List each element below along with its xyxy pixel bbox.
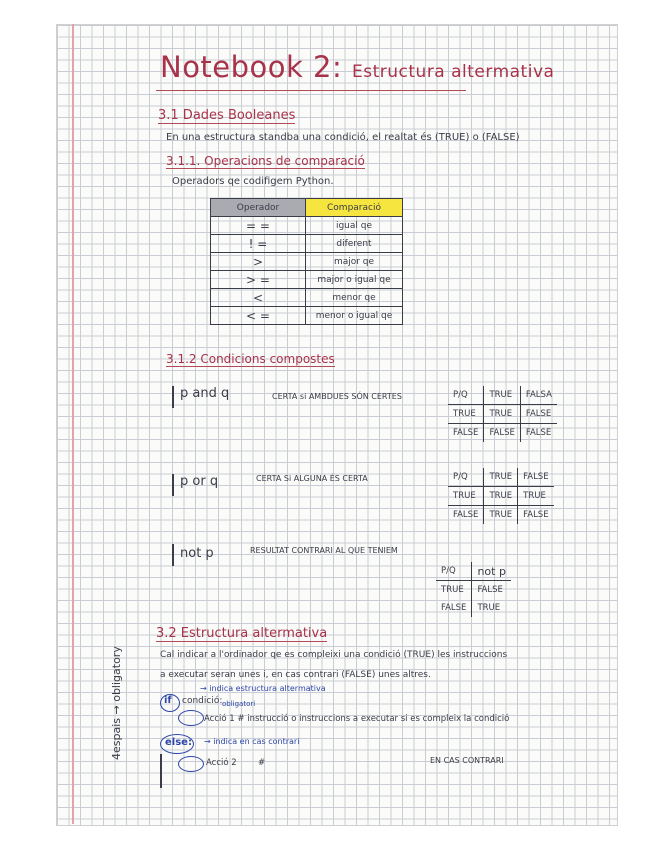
truth-cell: FALSE	[523, 510, 549, 520]
header-operador: Operador	[211, 199, 306, 217]
bracket-else-block	[160, 754, 162, 788]
bracket-or	[172, 474, 174, 496]
truth-cell: P/Q	[448, 468, 484, 487]
truth-table-or	[448, 468, 554, 524]
text-accio2: Acció 2	[206, 758, 237, 768]
expr-not: not p	[180, 546, 214, 561]
truth-cell: not p	[472, 562, 511, 581]
table-row	[211, 307, 403, 325]
meaning-cell: igual qe	[306, 217, 403, 235]
note-else: → indica en cas contrari	[204, 737, 300, 746]
truth-cell: TRUE	[436, 581, 472, 600]
keyword-if: if	[164, 695, 172, 706]
title-notebook: Notebook 2:	[160, 50, 343, 84]
desc-not: RESULTAT CONTRARI AL QUE TENIEM	[250, 546, 398, 555]
desc-or: CERTA Si ALGUNA ÉS CERTA	[256, 474, 368, 483]
oval-indent-1	[178, 710, 204, 726]
title-subject: Estructura altermativa	[352, 62, 555, 82]
table-header-row	[211, 199, 403, 217]
intro-3-1: En una estructura standba una condició, el realtat és (TRUE) o (FALSE)	[166, 132, 520, 143]
bracket-and	[172, 386, 174, 408]
margin-line	[72, 24, 74, 824]
truth-cell: TRUE	[484, 487, 518, 506]
keyword-else: else:	[165, 737, 192, 748]
meaning-cell: menor o igual qe	[306, 307, 403, 325]
truth-cell: FALSE	[436, 599, 472, 617]
truth-cell: FALSE	[525, 428, 552, 438]
note-obligatori: obligatori	[222, 700, 256, 708]
expr-or: p or q	[180, 474, 219, 489]
text-accio2-hash: #	[258, 758, 266, 768]
heading-3-2: 3.2 Estructura altermativa	[156, 626, 328, 641]
truth-cell: FALSE	[484, 424, 520, 443]
truth-cell: TRUE	[484, 386, 520, 405]
text-3-2-line1: Cal indicar a l'ordinador qe es compleixi una condició (TRUE) les instruccions	[160, 650, 508, 660]
oval-indent-2	[178, 756, 204, 772]
table-row	[211, 289, 403, 307]
operator-cell: > =	[211, 271, 306, 289]
truth-table-and	[448, 386, 557, 442]
truth-cell: P/Q	[448, 386, 484, 405]
table-row	[211, 217, 403, 235]
truth-cell: FALSE	[518, 468, 554, 487]
expr-and: p and q	[180, 386, 230, 401]
truth-cell: TRUE	[484, 506, 518, 525]
meaning-cell: diferent	[306, 235, 403, 253]
side-note-indent: 4espais → obligatory	[110, 646, 123, 760]
text-accio2-tail: EN CAS CONTRARI	[430, 756, 504, 765]
desc-and: CERTA si AMBDUES SÓN CERTES	[272, 392, 402, 401]
operator-cell: <	[211, 289, 306, 307]
table-row	[211, 235, 403, 253]
truth-cell: FALSE	[520, 405, 557, 424]
note-if: → indica estructura altermativa	[200, 684, 326, 693]
header-comparacio: Comparació	[306, 199, 403, 217]
table-row	[211, 253, 403, 271]
title-underline	[156, 90, 466, 91]
operator-cell: < =	[211, 307, 306, 325]
label-condicio: condició:	[182, 696, 223, 706]
page-title	[160, 50, 554, 84]
text-3-2-line2: a executar seran unes i, en cas contrari (FALSE) unes altres.	[160, 670, 431, 680]
heading-3-1-2: 3.1.2 Condicions compostes	[166, 352, 335, 366]
bracket-not	[172, 544, 174, 566]
truth-table-not	[436, 562, 511, 617]
heading-3-1-1: 3.1.1. Operacions de comparació	[166, 154, 365, 168]
operator-cell: >	[211, 253, 306, 271]
truth-cell: P/Q	[436, 562, 472, 581]
meaning-cell: major qe	[306, 253, 403, 271]
truth-cell: TRUE	[448, 405, 484, 424]
text-accio1: Acció 1 # instrucció o instruccions a executar si es compleix la condició	[204, 714, 510, 724]
comparison-table	[210, 198, 403, 325]
truth-cell: FALSE	[477, 585, 503, 595]
operator-cell: ! =	[211, 235, 306, 253]
truth-cell: FALSE	[448, 424, 484, 443]
truth-cell: TRUE	[484, 405, 520, 424]
operator-cell: = =	[211, 217, 306, 235]
meaning-cell: menor qe	[306, 289, 403, 307]
meaning-cell: major o igual qe	[306, 271, 403, 289]
truth-cell: TRUE	[484, 468, 518, 487]
truth-cell: FALSE	[448, 506, 484, 525]
truth-cell: TRUE	[448, 487, 484, 506]
truth-cell: FALSA	[520, 386, 557, 405]
heading-3-1: 3.1 Dades Booleanes	[158, 108, 296, 123]
table-row	[211, 271, 403, 289]
intro-3-1-1: Operadors qe codifigem Python.	[172, 176, 334, 187]
truth-cell: TRUE	[477, 603, 501, 613]
truth-cell: TRUE	[518, 487, 554, 506]
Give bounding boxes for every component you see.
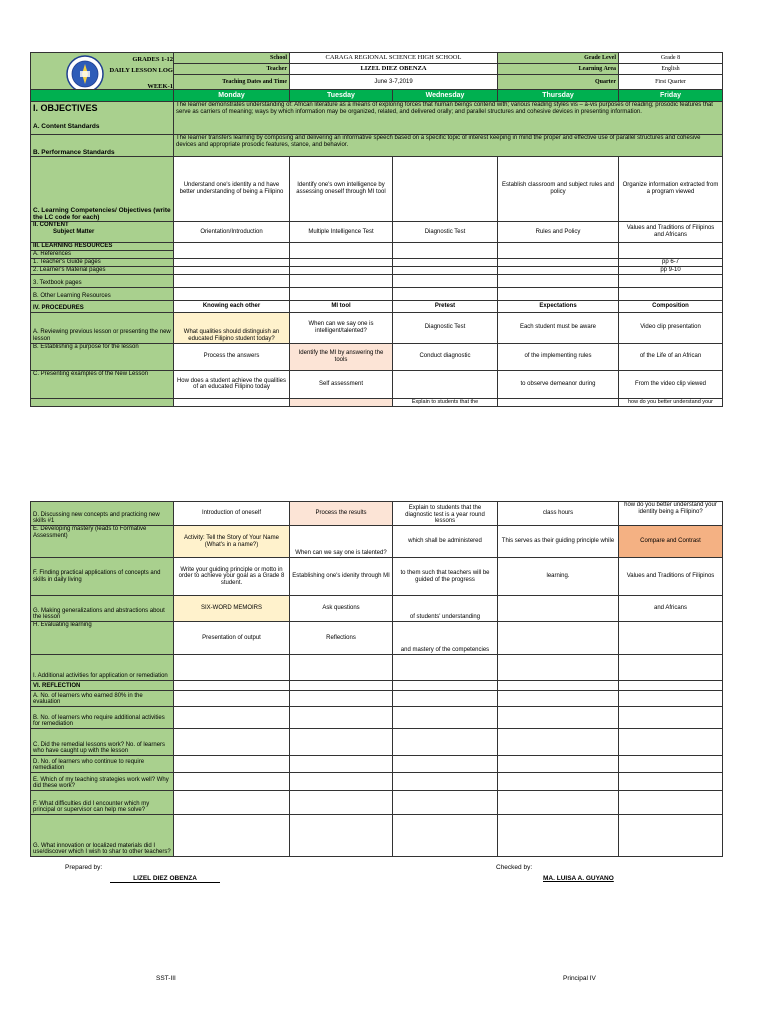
day-thursday: Thursday [498,90,619,102]
grade-level-label: Grade Level [498,53,619,64]
review-monday: What qualities should distinguish an educated Filipino student today? [174,312,290,343]
evaluating-learning-label: H. Evaluating learning [31,622,174,655]
teacher-name: LIZEL DIEZ OBENZA [290,64,498,75]
examples-tuesday: Self assessment [290,370,393,398]
school-label: School [174,53,290,64]
purpose-thursday: of the implementing rules [498,343,619,370]
developing-mastery-label: E. Developing mastery (leads to Formative Assessment) [31,526,174,558]
dll-table-top [30,52,723,407]
mastery-wednesday: which shall be administered [393,526,498,558]
content-cell [31,222,174,243]
subject-matter-label: Subject Matter [53,228,95,235]
mastery-monday: Activity: Tell the Story of Your Name (What's in a name?) [174,526,290,558]
reflection-a-label: A. No. of learners who earned 80% in the evaluation [31,691,174,707]
procedure-wednesday: Pretest [393,300,498,312]
prepared-by-title: SST-III [156,975,176,982]
content-standards-label: A. Content Standards [33,122,100,130]
examples-monday: How does a student achieve the qualities of an educated Filipino today [174,370,290,398]
mastery-tuesday: When can we say one is talented? [290,526,393,558]
objectives-heading: I. OBJECTIVES [33,103,98,113]
content-tuesday: Multiple Intelligence Test [290,222,393,243]
references-label: A. References [31,251,174,259]
practical-applications-label: F. Finding practical applications of concepts and skills in daily living [31,558,174,596]
day-monday: Monday [174,90,290,102]
discuss-monday: Introduction of oneself [174,502,290,526]
presenting-examples-label: C. Presenting examples of the New Lesson [31,370,174,398]
review-thursday: Each student must be aware [498,312,619,343]
day-friday: Friday [619,90,723,102]
reflection-b-label: B. No. of learners who require additional activities for remediation [31,707,174,729]
content-monday: Orientation/Introduction [174,222,290,243]
content-label: II. CONTENT [33,222,69,228]
discussing-concepts-label: D. Discussing new concepts and practicing new skills #1 [31,502,174,526]
reflection-label: VI. REFLECTION [31,681,174,691]
generalize-tuesday: Ask questions [290,596,393,622]
performance-standards-label: B. Performance Standards [31,135,174,157]
competency-friday: Organize information extracted from a program viewed [619,157,723,222]
content-wednesday: Diagnostic Test [393,222,498,243]
logo-cell [31,53,174,90]
cut-wednesday: Explain to students that the [393,398,498,406]
learning-area-value: English [619,64,723,75]
quarter-label: Quarter [498,75,619,90]
textbook-label: 3. Textbook pages [31,274,174,287]
examples-thursday: to observe demeanor during [498,370,619,398]
applications-thursday: learning. [498,558,619,596]
purpose-friday: of the Life of an African [619,343,723,370]
reflection-f-label: F. What difficulties did I encounter which my principal or supervisor can help me solve? [31,791,174,815]
other-resources-label: B. Other Learning Resources [31,287,174,300]
generalize-friday: and Africans [619,596,723,622]
procedure-tuesday: MI tool [290,300,393,312]
establish-purpose-label: B. Establishing a purpose for the lesson [31,343,174,370]
discuss-tuesday: Process the results [290,502,393,526]
prepared-by-label: Prepared by: [65,864,103,871]
teacher-label: Teacher [174,64,290,75]
review-friday: Video clip presentation [619,312,723,343]
generalizations-label: G. Making generalizations and abstractions about the lesson [31,596,174,622]
mastery-thursday: This serves as their guiding principle while [498,526,619,558]
competencies-label: C. Learning Competencies/ Objectives (write the LC code for each) [31,157,174,222]
competency-tuesday: Identify one's own intelligence by assessing oneself through MI tool [290,157,393,222]
competency-monday: Understand one's identity a nd have better understanding of being a Filipino [174,157,290,222]
prepared-by-name: LIZEL DIEZ OBENZA [110,875,220,883]
performance-standards-text: The learner transfers learning by composing and delivering an informative speech based on a specific topic of interest keeping in mind the proper and effective use of parallel structures and cohesive devices and appropriate prosodic features, stance, and behavior. [174,135,723,157]
procedure-friday: Composition [619,300,723,312]
teachers-guide-label: 1. Teacher's Guide pages [31,258,174,266]
reflection-e-label: E. Which of my teaching strategies work well? Why did these work? [31,773,174,791]
dates-value: June 3-7,2019 [290,75,498,90]
objectives-cell [31,102,174,135]
discuss-thursday: class hours [498,502,619,526]
applications-tuesday: Establishing one's idenity through MI [290,558,393,596]
discuss-wednesday: Explain to students that the diagnostic test is a year round lessons [393,502,498,526]
checked-by-name: MA. LUISA A. GUYANO [543,875,614,882]
review-tuesday: When can we say one is intelligent/talented? [290,312,393,343]
content-friday: Values and Traditions of Filipinos and Africans [619,222,723,243]
discuss-friday: how do you better understand your identity being a Filipino? [619,502,723,526]
learning-resources-label: III. LEARNING RESOURCES [31,243,174,251]
learning-area-label: Learning Area [498,64,619,75]
school-name: CARAGA REGIONAL SCIENCE HIGH SCHOOL [290,53,498,64]
examples-friday: From the video clip viewed [619,370,723,398]
dll-table-bottom [30,501,723,857]
learners-material-label: 2. Learner's Material pages [31,266,174,274]
competency-thursday: Establish classroom and subject rules and policy [498,157,619,222]
procedure-thursday: Expectations [498,300,619,312]
purpose-wednesday: Conduct diagnostic [393,343,498,370]
reflection-c-label: C. Did the remedial lessons work? No. of learners who have caught up with the lesson [31,729,174,756]
mastery-friday: Compare and Contrast [619,526,723,558]
reflection-d-label: D. No. of learners who continue to require remediation [31,756,174,773]
review-lesson-label: A. Reviewing previous lesson or presenting the new lesson [31,312,174,343]
applications-monday: Write your guiding principle or motto in order to achieve your goal as a Grade 8 student. [174,558,290,596]
purpose-monday: Process the answers [174,343,290,370]
purpose-tuesday: Identify the MI by answering the tools [290,343,393,370]
day-wednesday: Wednesday [393,90,498,102]
week-label: WEEK-1 [147,83,173,90]
checked-by-title: Principal IV [563,975,596,982]
procedures-label: IV. PROCEDURES [31,300,174,312]
generalize-wednesday: of students' understanding [393,596,498,622]
cut-friday: how do you better understand your [619,398,723,406]
evaluate-thursday [498,622,619,655]
applications-wednesday: to them such that teachers will be guided of the progress [393,558,498,596]
day-tuesday: Tuesday [290,90,393,102]
content-thursday: Rules and Policy [498,222,619,243]
applications-friday: Values and Traditions of Filipinos [619,558,723,596]
generalize-thursday [498,596,619,622]
learners-material-friday: pp 9-10 [619,266,723,274]
grade-level-value: Grade 8 [619,53,723,64]
teachers-guide-friday: pp 6-7 [619,258,723,266]
reflection-g-label: G. What innovation or localized materials did I use/discover which I wish to shar to other teachers? [31,815,174,857]
additional-activities-label: I. Additional activities for application or remediation [31,655,174,681]
evaluate-friday [619,622,723,655]
checked-by-label: Checked by: [496,864,533,871]
quarter-value: First Quarter [619,75,723,90]
grades-label: GRADES 1-12 [132,56,173,63]
dates-label: Teaching Dates and Time [174,75,290,90]
procedure-monday: Knowing each other [174,300,290,312]
generalize-monday: SIX-WORD MEMOIRS [174,596,290,622]
competency-wednesday [393,157,498,222]
evaluate-monday: Presentation of output [174,622,290,655]
evaluate-wednesday: and mastery of the competencies [393,622,498,655]
dll-title: DAILY LESSON LOG [109,67,173,74]
review-wednesday: Diagnostic Test [393,312,498,343]
corner-cell [31,90,174,102]
evaluate-tuesday: Reflections [290,622,393,655]
content-standards-text: The learner demonstrates understanding of: African literature as a means of exploring forces that human beings contend with; various reading styles vis – à-vis purposes of reading; prosodic features that serve as carriers of meaning; ways by which information may be organized, related, and delivered orally; and parallel structures and cohesive devices in presenting information. [174,102,723,135]
examples-wednesday [393,370,498,398]
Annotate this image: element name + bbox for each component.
□ □ □ □ □ □ □
Rename "truth-cell" to "value-cell" in the lines starting at the one containing "510, 549, 520]" and ending at the one containing "meaning-cell: menor o". Return only those lines, with everything else left as it is.

**Output of the task:**
value-cell: FALSE	[523, 510, 549, 520]
header-operador: Operador	[211, 199, 306, 217]
bracket-else-block	[160, 754, 162, 788]
bracket-or	[172, 474, 174, 496]
value-cell: P/Q	[448, 468, 484, 487]
truth-table-or	[448, 468, 554, 524]
text-accio2: Acció 2	[206, 758, 237, 768]
expr-not: not p	[180, 546, 214, 561]
value-cell: not p	[472, 562, 511, 581]
table-row	[211, 307, 403, 325]
meaning-cell: igual qe	[306, 217, 403, 235]
note-else: → indica en cas contrari	[204, 737, 300, 746]
value-cell: TRUE	[436, 581, 472, 600]
keyword-if: if	[164, 695, 172, 706]
title-notebook: Notebook 2:	[160, 50, 343, 84]
desc-not: RESULTAT CONTRARI AL QUE TENIEM	[250, 546, 398, 555]
desc-or: CERTA Si ALGUNA ÉS CERTA	[256, 474, 368, 483]
oval-indent-1	[178, 710, 204, 726]
title-subject: Estructura altermativa	[352, 62, 555, 82]
table-header-row	[211, 199, 403, 217]
intro-3-1: En una estructura standba una condició, el realtat és (TRUE) o (FALSE)	[166, 132, 520, 143]
bracket-and	[172, 386, 174, 408]
margin-line	[72, 24, 74, 824]
value-cell: TRUE	[484, 487, 518, 506]
keyword-else: else:	[165, 737, 192, 748]
meaning-cell: menor o igual qe	[306, 307, 403, 325]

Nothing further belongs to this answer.